# Задание
Как в приведенном ниже фрагменте о Леонтьеве определяется гармония в эстетическом смысле?

====== Фрагмент текста ======

Здесь лежит ключ и к «эстетическому» пониманию истории у Леонтьева. Применение именно эстетического, а не морального принципа к историософским явлениям есть неизбежное следствие натурализма в историософии. Если в природе нет места моральной оценке, значит нет места моральному моменту и в диалектике исторического бытия. Моральное начало в истории (при таком понимании ее) вносится в нее свыше, силою Бога, Его Промыслом, но стихийные процессы истории, «естественная» закономерность в ней стоит вне морального начала… С присущим мысли Леонтьева бесстрашием он извлекает из этого принципа выводы, не боясь того, что эти выводы шокируют наше моральное сознание. Так, он со всей силой вооружается против идеала равенства, так как равенство («эгалитарное начало») чуждо природе, — «эгалитарный процесс везде разрушителен».[1193] Натуралистическая и эстетическая точки зрения тожественны для Леонтьева. — вот историософская формулировка этого: «гармония не есть мирный унисон, а плодотворная, чреватая творчеством, по временам жестокая борьба».[1194] Гармония в природе покоится на борьбе; гармония в эстетическом смысле есть «деспотизм формы», приостанавливающий центробежные силы. Во всем этом нет места морали, как таковой: «в социальной видимой неправде, — пишет в одном месте Леонтьев,[1195] — и таится невидимая социальная истина, — глубокая и таинственная органическая истина общественного здравия, которой безнаказанно нельзя противоречить даже во имя самых добрых и сострадательных чувств. Мораль имеет свою сфеpу и свои пределы». Не трудно понять смысл последних слов: мораль есть подлинная и даже высшая ценность в личности, в личном сознании, но тут–то и есть ее предел: историческое бытие подчинено своим законам (которые можно угадывать, руководясь эстетическим чутьем), но не подчинено морали.

====== Предоставленные данные ======

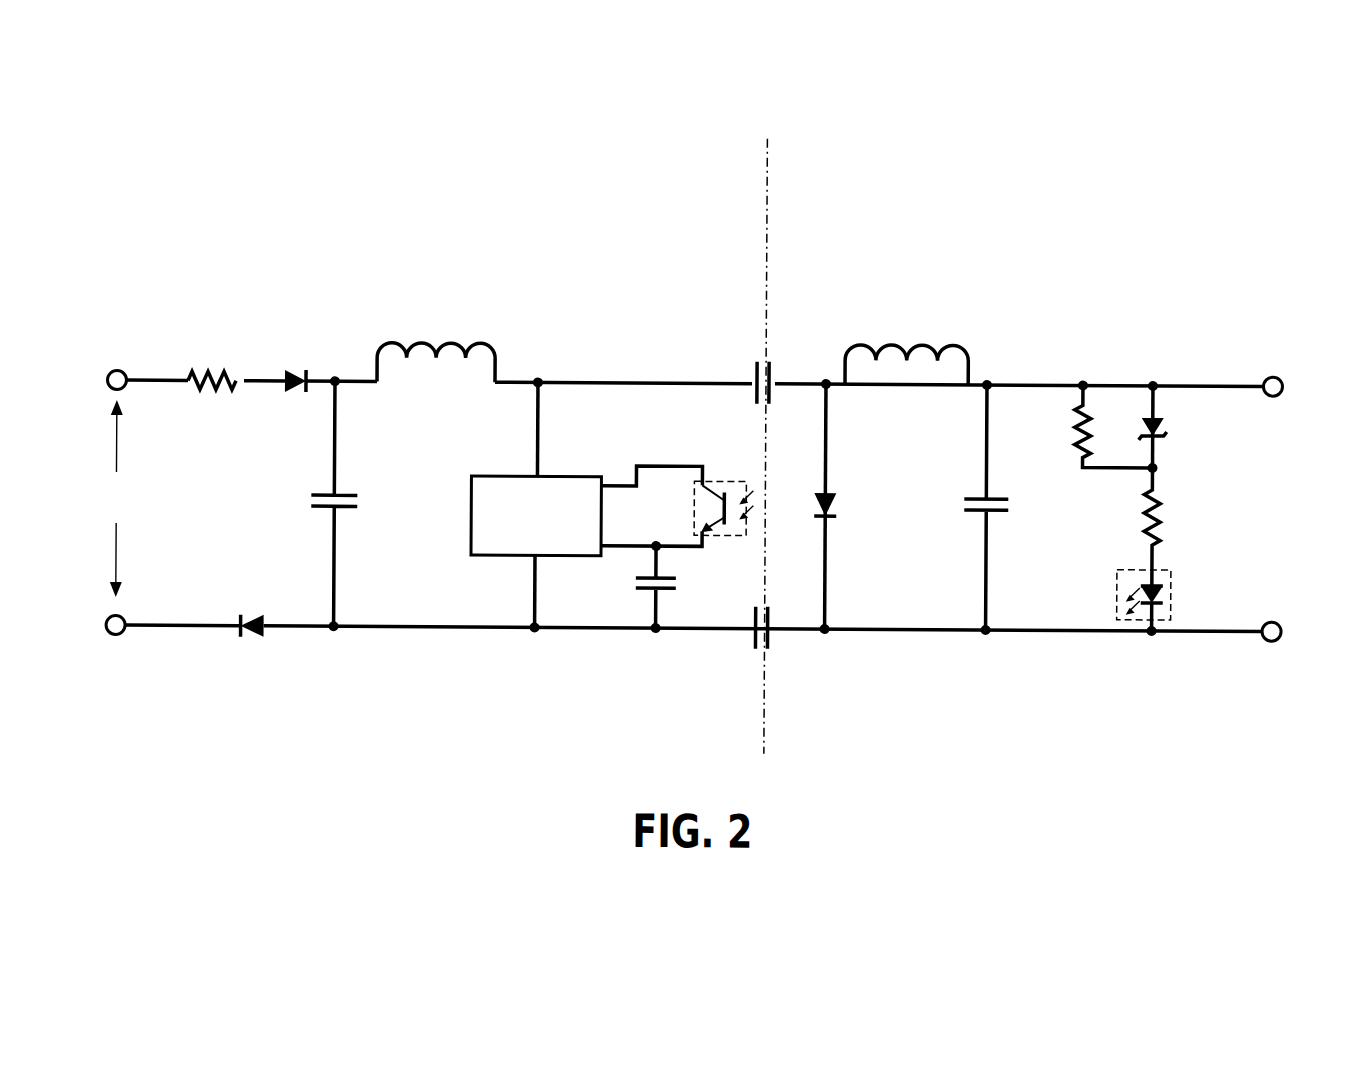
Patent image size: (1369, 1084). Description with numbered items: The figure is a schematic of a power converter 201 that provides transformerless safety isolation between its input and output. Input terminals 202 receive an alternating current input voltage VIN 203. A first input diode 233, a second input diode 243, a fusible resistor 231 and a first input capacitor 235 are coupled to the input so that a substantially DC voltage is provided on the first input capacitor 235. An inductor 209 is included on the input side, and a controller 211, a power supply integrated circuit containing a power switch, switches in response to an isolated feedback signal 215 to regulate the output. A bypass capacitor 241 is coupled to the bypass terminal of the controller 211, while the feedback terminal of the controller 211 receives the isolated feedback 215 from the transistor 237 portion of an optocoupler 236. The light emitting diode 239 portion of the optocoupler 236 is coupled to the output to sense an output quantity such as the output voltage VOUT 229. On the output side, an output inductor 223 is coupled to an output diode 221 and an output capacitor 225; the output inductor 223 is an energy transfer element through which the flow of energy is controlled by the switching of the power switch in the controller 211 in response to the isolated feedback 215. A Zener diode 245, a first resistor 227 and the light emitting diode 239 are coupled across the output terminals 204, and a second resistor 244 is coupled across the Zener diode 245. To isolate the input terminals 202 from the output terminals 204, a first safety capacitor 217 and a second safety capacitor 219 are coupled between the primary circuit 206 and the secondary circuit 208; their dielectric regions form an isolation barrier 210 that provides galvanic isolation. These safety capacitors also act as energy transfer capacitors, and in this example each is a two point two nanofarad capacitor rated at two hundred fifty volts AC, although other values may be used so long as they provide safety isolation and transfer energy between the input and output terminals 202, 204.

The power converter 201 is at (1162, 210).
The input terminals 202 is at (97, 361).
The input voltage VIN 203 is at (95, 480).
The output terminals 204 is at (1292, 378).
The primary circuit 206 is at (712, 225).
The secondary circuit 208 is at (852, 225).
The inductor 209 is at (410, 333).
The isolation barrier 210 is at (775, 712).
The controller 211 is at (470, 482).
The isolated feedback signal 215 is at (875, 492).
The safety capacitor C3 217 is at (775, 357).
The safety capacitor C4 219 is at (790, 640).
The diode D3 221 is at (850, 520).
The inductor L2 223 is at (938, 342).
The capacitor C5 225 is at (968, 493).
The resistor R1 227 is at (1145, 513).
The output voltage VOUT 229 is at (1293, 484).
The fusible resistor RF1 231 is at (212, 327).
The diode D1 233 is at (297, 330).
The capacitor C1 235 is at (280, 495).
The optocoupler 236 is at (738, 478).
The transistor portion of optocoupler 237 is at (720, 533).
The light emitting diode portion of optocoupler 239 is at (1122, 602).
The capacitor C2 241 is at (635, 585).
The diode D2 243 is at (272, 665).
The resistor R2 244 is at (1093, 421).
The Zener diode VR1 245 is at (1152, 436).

======
====== Предоставленные данные ======

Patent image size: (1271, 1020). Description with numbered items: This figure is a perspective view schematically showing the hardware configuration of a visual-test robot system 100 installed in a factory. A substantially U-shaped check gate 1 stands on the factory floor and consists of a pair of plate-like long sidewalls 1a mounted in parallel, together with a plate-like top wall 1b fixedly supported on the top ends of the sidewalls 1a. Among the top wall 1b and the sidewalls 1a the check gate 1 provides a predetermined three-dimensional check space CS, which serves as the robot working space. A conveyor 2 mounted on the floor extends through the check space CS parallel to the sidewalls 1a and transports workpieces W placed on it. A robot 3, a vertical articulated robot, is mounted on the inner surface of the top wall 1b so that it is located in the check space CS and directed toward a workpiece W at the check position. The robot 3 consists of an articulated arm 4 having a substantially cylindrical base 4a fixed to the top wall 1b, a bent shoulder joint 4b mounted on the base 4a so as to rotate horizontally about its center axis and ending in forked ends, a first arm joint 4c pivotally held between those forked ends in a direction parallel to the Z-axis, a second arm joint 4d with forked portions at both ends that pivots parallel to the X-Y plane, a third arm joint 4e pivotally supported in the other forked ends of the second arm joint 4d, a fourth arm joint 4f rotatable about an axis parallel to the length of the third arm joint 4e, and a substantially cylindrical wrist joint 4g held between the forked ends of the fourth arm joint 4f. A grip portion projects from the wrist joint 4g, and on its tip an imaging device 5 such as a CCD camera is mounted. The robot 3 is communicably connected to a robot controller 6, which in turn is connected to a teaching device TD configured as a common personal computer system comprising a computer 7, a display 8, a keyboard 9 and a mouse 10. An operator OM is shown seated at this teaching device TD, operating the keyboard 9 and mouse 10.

======

# Ответ на задание
Гармония в эстетическом смысле — это «деспотизм формы», приостанавливающий центробежные силы.